Start
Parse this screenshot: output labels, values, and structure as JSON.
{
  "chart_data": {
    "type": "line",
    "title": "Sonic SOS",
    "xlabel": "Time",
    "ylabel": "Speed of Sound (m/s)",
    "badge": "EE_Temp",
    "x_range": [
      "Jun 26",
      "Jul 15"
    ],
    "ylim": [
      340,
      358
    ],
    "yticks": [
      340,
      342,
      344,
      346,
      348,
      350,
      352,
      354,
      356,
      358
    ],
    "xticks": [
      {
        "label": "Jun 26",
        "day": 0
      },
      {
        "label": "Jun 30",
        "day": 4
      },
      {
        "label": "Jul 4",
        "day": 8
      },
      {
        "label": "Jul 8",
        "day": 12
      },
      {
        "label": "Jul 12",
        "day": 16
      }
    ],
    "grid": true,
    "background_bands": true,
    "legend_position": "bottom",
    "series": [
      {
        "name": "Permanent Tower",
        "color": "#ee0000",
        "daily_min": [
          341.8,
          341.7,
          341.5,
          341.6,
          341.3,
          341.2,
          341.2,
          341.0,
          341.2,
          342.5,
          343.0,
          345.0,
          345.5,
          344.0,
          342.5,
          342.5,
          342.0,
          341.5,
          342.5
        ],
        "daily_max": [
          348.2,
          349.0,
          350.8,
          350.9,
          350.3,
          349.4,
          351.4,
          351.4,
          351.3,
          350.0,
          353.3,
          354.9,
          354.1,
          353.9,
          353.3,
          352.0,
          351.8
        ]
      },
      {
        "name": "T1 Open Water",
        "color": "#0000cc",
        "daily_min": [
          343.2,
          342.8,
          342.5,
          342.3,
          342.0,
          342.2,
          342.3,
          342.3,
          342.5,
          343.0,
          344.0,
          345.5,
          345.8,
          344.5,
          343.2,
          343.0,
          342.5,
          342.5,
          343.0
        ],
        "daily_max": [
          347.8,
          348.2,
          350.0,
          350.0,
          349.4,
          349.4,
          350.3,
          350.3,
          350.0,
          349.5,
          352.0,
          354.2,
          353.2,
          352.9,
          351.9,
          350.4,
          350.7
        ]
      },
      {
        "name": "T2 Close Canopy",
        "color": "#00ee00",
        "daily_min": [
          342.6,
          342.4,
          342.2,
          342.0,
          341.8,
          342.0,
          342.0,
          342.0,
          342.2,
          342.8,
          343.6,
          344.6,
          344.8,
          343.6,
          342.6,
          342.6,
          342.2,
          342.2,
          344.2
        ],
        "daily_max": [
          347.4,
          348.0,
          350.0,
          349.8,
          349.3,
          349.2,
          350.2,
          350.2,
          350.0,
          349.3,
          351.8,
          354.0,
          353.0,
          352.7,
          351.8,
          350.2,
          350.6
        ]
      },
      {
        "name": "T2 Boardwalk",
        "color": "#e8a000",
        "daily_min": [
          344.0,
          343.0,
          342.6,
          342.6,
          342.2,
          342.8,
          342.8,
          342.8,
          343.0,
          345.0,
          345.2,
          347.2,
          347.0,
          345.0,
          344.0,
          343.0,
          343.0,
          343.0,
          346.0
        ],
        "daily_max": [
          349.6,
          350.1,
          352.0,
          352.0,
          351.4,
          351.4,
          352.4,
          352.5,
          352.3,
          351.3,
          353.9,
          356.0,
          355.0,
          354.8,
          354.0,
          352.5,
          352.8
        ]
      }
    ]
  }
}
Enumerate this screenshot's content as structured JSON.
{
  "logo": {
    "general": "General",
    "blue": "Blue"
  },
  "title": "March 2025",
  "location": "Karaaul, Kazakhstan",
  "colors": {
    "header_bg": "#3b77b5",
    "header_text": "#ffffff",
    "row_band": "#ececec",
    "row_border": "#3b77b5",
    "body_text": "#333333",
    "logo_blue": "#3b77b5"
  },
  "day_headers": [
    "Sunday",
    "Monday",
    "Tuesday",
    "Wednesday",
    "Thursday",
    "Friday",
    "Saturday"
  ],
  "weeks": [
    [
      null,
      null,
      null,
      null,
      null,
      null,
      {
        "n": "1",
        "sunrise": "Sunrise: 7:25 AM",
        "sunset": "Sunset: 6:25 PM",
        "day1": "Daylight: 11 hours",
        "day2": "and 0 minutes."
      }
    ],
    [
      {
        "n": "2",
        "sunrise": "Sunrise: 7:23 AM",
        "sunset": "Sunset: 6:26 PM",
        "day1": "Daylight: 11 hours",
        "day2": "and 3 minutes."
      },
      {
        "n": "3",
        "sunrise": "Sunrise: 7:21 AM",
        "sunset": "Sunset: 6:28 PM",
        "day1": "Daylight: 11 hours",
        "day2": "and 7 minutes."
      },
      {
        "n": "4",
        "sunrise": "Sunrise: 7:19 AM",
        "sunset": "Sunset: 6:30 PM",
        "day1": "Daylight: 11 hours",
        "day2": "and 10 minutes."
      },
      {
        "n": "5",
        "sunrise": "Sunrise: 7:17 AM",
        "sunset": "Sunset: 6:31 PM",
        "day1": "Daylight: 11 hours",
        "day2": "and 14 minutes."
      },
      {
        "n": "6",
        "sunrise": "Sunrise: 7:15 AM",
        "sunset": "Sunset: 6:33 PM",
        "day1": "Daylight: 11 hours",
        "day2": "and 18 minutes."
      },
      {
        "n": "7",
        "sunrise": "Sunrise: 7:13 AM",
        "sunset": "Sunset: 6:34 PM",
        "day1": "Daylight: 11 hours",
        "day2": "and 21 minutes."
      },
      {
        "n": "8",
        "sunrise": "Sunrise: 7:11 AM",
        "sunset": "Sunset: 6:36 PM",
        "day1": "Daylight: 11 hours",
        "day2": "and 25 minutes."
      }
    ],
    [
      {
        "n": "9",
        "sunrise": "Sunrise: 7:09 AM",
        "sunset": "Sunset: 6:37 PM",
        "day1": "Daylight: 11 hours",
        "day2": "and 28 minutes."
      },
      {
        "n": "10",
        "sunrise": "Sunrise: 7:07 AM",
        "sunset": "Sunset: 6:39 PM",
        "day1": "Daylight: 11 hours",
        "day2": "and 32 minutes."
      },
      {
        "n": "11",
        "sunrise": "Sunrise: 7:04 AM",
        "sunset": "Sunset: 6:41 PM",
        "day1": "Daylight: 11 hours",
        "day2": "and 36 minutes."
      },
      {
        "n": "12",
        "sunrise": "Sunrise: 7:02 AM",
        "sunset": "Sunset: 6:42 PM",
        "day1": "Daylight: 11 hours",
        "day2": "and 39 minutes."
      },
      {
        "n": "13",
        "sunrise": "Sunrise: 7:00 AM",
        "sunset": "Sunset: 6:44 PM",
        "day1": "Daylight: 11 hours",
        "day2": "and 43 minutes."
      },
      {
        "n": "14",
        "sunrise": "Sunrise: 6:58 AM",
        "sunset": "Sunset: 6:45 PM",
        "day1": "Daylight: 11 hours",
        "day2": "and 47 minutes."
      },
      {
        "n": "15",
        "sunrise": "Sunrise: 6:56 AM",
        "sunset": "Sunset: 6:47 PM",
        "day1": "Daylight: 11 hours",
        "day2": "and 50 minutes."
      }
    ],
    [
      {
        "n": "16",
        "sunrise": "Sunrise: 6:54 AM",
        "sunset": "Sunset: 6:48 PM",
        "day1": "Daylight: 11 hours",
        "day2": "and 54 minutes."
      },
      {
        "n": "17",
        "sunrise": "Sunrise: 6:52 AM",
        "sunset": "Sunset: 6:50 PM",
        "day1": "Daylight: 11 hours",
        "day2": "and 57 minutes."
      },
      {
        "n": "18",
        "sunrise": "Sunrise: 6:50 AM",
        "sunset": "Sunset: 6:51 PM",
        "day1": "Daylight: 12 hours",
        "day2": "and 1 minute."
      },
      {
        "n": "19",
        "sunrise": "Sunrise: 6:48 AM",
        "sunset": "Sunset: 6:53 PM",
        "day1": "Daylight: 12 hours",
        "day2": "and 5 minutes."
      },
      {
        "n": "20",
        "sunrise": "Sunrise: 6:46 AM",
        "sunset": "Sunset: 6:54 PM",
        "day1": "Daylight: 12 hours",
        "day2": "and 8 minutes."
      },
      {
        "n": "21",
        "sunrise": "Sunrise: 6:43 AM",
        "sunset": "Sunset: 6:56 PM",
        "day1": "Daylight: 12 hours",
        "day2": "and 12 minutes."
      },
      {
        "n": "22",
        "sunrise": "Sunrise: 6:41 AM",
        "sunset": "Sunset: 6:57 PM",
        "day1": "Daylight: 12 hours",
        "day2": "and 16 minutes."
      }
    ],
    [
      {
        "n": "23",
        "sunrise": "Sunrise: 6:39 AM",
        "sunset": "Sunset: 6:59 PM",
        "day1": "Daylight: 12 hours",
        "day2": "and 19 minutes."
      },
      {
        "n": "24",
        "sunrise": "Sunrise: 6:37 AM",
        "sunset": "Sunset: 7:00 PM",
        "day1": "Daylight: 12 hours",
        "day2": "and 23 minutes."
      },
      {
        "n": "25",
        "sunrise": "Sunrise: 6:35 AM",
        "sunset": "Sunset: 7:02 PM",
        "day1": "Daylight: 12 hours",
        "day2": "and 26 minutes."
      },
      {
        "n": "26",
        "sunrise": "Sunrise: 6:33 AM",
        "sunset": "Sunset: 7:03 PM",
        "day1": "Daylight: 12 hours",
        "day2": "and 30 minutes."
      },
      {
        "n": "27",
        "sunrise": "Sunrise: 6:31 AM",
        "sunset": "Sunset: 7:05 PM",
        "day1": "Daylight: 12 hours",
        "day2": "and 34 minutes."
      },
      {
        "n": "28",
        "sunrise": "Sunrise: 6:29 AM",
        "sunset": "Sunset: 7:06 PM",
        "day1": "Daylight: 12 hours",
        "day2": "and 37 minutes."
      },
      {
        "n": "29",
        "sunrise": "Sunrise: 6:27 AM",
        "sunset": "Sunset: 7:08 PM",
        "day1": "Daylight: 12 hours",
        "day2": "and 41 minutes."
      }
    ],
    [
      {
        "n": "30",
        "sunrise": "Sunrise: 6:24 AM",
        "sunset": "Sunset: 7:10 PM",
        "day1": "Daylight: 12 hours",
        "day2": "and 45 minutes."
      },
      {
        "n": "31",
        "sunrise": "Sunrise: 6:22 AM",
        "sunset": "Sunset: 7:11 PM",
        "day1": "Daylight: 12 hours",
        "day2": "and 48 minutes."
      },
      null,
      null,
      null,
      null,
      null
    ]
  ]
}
End
● **PROMPT**:
Pick out every line with the string "name" and copy it.

● **WRITTEN RESPONSE**:
        "name": "Permanent Tower",
        "name": "T1 Open Water",
        "name": "T2 Close Canopy",
        "name": "T2 Boardwalk",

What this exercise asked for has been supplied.